Objective:
Your task is to print every entry below exactly as given.

>>

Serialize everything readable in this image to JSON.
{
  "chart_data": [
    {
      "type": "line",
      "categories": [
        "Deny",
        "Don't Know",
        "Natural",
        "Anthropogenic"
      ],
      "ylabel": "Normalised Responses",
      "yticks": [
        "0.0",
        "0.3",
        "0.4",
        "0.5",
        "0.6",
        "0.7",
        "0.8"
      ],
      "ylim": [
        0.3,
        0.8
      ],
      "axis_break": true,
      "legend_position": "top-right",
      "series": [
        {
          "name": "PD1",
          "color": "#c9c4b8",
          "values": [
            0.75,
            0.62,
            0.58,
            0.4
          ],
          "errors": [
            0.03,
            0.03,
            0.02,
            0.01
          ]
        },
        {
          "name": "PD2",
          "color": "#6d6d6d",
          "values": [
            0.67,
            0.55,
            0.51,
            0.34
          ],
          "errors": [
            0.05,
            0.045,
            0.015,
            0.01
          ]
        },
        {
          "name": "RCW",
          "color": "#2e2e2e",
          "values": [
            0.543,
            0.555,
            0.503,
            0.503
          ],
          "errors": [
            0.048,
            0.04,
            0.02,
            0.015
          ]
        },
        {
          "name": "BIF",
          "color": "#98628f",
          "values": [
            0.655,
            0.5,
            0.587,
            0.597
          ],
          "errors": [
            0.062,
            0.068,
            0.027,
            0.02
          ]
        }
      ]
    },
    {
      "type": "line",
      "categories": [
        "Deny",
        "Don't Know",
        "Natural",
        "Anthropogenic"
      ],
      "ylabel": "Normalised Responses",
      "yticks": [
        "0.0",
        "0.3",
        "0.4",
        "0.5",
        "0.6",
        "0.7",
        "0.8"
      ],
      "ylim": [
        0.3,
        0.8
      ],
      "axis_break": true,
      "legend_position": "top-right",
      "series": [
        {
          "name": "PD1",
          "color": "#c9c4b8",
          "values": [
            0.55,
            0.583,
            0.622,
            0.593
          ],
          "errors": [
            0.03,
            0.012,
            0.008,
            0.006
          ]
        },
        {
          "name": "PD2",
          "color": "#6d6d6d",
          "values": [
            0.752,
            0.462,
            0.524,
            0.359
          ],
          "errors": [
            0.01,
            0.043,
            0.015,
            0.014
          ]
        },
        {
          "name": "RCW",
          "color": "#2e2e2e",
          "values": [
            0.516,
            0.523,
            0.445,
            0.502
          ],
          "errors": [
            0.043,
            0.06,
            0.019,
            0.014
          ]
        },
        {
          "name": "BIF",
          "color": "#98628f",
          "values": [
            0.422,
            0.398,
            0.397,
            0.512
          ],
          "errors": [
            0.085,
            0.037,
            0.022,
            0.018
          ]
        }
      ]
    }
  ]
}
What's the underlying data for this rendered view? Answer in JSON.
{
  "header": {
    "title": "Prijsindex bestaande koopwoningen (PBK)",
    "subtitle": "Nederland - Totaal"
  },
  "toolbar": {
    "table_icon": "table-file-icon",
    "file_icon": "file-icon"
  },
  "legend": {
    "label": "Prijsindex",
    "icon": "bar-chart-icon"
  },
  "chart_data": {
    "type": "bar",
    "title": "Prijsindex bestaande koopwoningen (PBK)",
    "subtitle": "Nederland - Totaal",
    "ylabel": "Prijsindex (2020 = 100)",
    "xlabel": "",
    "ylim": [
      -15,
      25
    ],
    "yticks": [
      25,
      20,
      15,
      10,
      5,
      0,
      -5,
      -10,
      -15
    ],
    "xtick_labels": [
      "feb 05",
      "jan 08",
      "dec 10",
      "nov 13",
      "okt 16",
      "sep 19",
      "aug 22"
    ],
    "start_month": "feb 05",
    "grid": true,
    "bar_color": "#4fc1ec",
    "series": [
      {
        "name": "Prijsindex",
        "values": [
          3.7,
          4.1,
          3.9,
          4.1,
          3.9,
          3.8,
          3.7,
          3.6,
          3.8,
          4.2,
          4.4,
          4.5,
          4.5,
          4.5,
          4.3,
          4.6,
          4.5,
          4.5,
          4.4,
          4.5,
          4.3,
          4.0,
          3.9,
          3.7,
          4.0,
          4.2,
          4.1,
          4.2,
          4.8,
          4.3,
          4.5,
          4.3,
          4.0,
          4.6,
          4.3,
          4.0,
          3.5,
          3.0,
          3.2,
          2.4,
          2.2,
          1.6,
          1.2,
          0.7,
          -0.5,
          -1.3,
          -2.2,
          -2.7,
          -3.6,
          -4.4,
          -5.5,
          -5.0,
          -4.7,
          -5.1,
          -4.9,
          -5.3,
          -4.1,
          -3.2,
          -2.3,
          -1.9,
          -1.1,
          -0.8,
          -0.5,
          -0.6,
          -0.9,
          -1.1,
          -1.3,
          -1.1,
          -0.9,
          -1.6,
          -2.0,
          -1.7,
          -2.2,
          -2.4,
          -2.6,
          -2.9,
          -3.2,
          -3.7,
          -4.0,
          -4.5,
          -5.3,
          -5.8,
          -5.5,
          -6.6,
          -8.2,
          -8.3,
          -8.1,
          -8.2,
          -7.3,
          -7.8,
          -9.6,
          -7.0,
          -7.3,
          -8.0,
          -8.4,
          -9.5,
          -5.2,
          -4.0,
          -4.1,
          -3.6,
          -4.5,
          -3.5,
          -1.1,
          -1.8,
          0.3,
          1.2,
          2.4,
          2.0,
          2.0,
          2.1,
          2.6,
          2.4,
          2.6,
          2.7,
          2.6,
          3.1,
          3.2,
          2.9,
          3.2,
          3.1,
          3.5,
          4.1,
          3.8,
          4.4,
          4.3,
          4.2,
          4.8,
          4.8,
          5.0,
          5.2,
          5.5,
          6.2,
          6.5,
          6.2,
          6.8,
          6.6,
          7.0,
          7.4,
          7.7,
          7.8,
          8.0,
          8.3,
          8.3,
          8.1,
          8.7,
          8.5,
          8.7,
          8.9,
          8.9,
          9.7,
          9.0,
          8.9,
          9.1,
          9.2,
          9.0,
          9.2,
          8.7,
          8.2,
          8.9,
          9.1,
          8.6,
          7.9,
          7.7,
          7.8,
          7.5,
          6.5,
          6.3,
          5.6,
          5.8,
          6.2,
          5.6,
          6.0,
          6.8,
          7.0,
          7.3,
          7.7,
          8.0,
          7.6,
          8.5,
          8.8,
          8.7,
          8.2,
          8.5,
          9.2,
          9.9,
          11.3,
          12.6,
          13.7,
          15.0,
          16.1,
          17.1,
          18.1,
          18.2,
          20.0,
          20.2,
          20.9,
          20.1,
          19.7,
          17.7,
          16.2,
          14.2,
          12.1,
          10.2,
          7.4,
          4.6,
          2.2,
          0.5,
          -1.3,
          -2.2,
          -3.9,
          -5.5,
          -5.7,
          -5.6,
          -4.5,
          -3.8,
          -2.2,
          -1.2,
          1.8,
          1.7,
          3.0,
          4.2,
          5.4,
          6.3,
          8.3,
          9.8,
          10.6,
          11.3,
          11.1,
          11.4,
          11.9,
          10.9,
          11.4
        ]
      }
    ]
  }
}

<<

Result for this exercise:
Serialize everything readable in this image to JSON.
{
  "chart_data": [
    {
      "type": "line",
      "categories": [
        "Deny",
        "Don't Know",
        "Natural",
        "Anthropogenic"
      ],
      "ylabel": "Normalised Responses",
      "yticks": [
        "0.0",
        "0.3",
        "0.4",
        "0.5",
        "0.6",
        "0.7",
        "0.8"
      ],
      "ylim": [
        0.3,
        0.8
      ],
      "axis_break": true,
      "legend_position": "top-right",
      "series": [
        {
          "name": "PD1",
          "color": "#c9c4b8",
          "values": [
            0.75,
            0.62,
            0.58,
            0.4
          ],
          "errors": [
            0.03,
            0.03,
            0.02,
            0.01
          ]
        },
        {
          "name": "PD2",
          "color": "#6d6d6d",
          "values": [
            0.67,
            0.55,
            0.51,
            0.34
          ],
          "errors": [
            0.05,
            0.045,
            0.015,
            0.01
          ]
        },
        {
          "name": "RCW",
          "color": "#2e2e2e",
          "values": [
            0.543,
            0.555,
            0.503,
            0.503
          ],
          "errors": [
            0.048,
            0.04,
            0.02,
            0.015
          ]
        },
        {
          "name": "BIF",
          "color": "#98628f",
          "values": [
            0.655,
            0.5,
            0.587,
            0.597
          ],
          "errors": [
            0.062,
            0.068,
            0.027,
            0.02
          ]
        }
      ]
    },
    {
      "type": "line",
      "categories": [
        "Deny",
        "Don't Know",
        "Natural",
        "Anthropogenic"
      ],
      "ylabel": "Normalised Responses",
      "yticks": [
        "0.0",
        "0.3",
        "0.4",
        "0.5",
        "0.6",
        "0.7",
        "0.8"
      ],
      "ylim": [
        0.3,
        0.8
      ],
      "axis_break": true,
      "legend_position": "top-right",
      "series": [
        {
          "name": "PD1",
          "color": "#c9c4b8",
          "values": [
            0.55,
            0.583,
            0.622,
            0.593
          ],
          "errors": [
            0.03,
            0.012,
            0.008,
            0.006
          ]
        },
        {
          "name": "PD2",
          "color": "#6d6d6d",
          "values": [
            0.752,
            0.462,
            0.524,
            0.359
          ],
          "errors": [
            0.01,
            0.043,
            0.015,
            0.014
          ]
        },
        {
          "name": "RCW",
          "color": "#2e2e2e",
          "values": [
            0.516,
            0.523,
            0.445,
            0.502
          ],
          "errors": [
            0.043,
            0.06,
            0.019,
            0.014
          ]
        },
        {
          "name": "BIF",
          "color": "#98628f",
          "values": [
            0.422,
            0.398,
            0.397,
            0.512
          ],
          "errors": [
            0.085,
            0.037,
            0.022,
            0.018
          ]
        }
      ]
    }
  ]
}
What's the underlying data for this rendered view? Answer in JSON.
{
  "header": {
    "title": "Prijsindex bestaande koopwoningen (PBK)",
    "subtitle": "Nederland - Totaal"
  },
  "toolbar": {
    "table_icon": "table-file-icon",
    "file_icon": "file-icon"
  },
  "legend": {
    "label": "Prijsindex",
    "icon": "bar-chart-icon"
  },
  "chart_data": {
    "type": "bar",
    "title": "Prijsindex bestaande koopwoningen (PBK)",
    "subtitle": "Nederland - Totaal",
    "ylabel": "Prijsindex (2020 = 100)",
    "xlabel": "",
    "ylim": [
      -15,
      25
    ],
    "yticks": [
      25,
      20,
      15,
      10,
      5,
      0,
      -5,
      -10,
      -15
    ],
    "xtick_labels": [
      "feb 05",
      "jan 08",
      "dec 10",
      "nov 13",
      "okt 16",
      "sep 19",
      "aug 22"
    ],
    "start_month": "feb 05",
    "grid": true,
    "bar_color": "#4fc1ec",
    "series": [
      {
        "name": "Prijsindex",
        "values": [
          3.7,
          4.1,
          3.9,
          4.1,
          3.9,
          3.8,
          3.7,
          3.6,
          3.8,
          4.2,
          4.4,
          4.5,
          4.5,
          4.5,
          4.3,
          4.6,
          4.5,
          4.5,
          4.4,
          4.5,
          4.3,
          4.0,
          3.9,
          3.7,
          4.0,
          4.2,
          4.1,
          4.2,
          4.8,
          4.3,
          4.5,
          4.3,
          4.0,
          4.6,
          4.3,
          4.0,
          3.5,
          3.0,
          3.2,
          2.4,
          2.2,
          1.6,
          1.2,
          0.7,
          -0.5,
          -1.3,
          -2.2,
          -2.7,
          -3.6,
          -4.4,
          -5.5,
          -5.0,
          -4.7,
          -5.1,
          -4.9,
          -5.3,
          -4.1,
          -3.2,
          -2.3,
          -1.9,
          -1.1,
          -0.8,
          -0.5,
          -0.6,
          -0.9,
          -1.1,
          -1.3,
          -1.1,
          -0.9,
          -1.6,
          -2.0,
          -1.7,
          -2.2,
          -2.4,
          -2.6,
          -2.9,
          -3.2,
          -3.7,
          -4.0,
          -4.5,
          -5.3,
          -5.8,
          -5.5,
          -6.6,
          -8.2,
          -8.3,
          -8.1,
          -8.2,
          -7.3,
          -7.8,
          -9.6,
          -7.0,
          -7.3,
          -8.0,
          -8.4,
          -9.5,
          -5.2,
          -4.0,
          -4.1,
          -3.6,
          -4.5,
          -3.5,
          -1.1,
          -1.8,
          0.3,
          1.2,
          2.4,
          2.0,
          2.0,
          2.1,
          2.6,
          2.4,
          2.6,
          2.7,
          2.6,
          3.1,
          3.2,
          2.9,
          3.2,
          3.1,
          3.5,
          4.1,
          3.8,
          4.4,
          4.3,
          4.2,
          4.8,
          4.8,
          5.0,
          5.2,
          5.5,
          6.2,
          6.5,
          6.2,
          6.8,
          6.6,
          7.0,
          7.4,
          7.7,
          7.8,
          8.0,
          8.3,
          8.3,
          8.1,
          8.7,
          8.5,
          8.7,
          8.9,
          8.9,
          9.7,
          9.0,
          8.9,
          9.1,
          9.2,
          9.0,
          9.2,
          8.7,
          8.2,
          8.9,
          9.1,
          8.6,
          7.9,
          7.7,
          7.8,
          7.5,
          6.5,
          6.3,
          5.6,
          5.8,
          6.2,
          5.6,
          6.0,
          6.8,
          7.0,
          7.3,
          7.7,
          8.0,
          7.6,
          8.5,
          8.8,
          8.7,
          8.2,
          8.5,
          9.2,
          9.9,
          11.3,
          12.6,
          13.7,
          15.0,
          16.1,
          17.1,
          18.1,
          18.2,
          20.0,
          20.2,
          20.9,
          20.1,
          19.7,
          17.7,
          16.2,
          14.2,
          12.1,
          10.2,
          7.4,
          4.6,
          2.2,
          0.5,
          -1.3,
          -2.2,
          -3.9,
          -5.5,
          -5.7,
          -5.6,
          -4.5,
          -3.8,
          -2.2,
          -1.2,
          1.8,
          1.7,
          3.0,
          4.2,
          5.4,
          6.3,
          8.3,
          9.8,
          10.6,
          11.3,
          11.1,
          11.4,
          11.9,
          10.9,
          11.4
        ]
      }
    ]
  }
}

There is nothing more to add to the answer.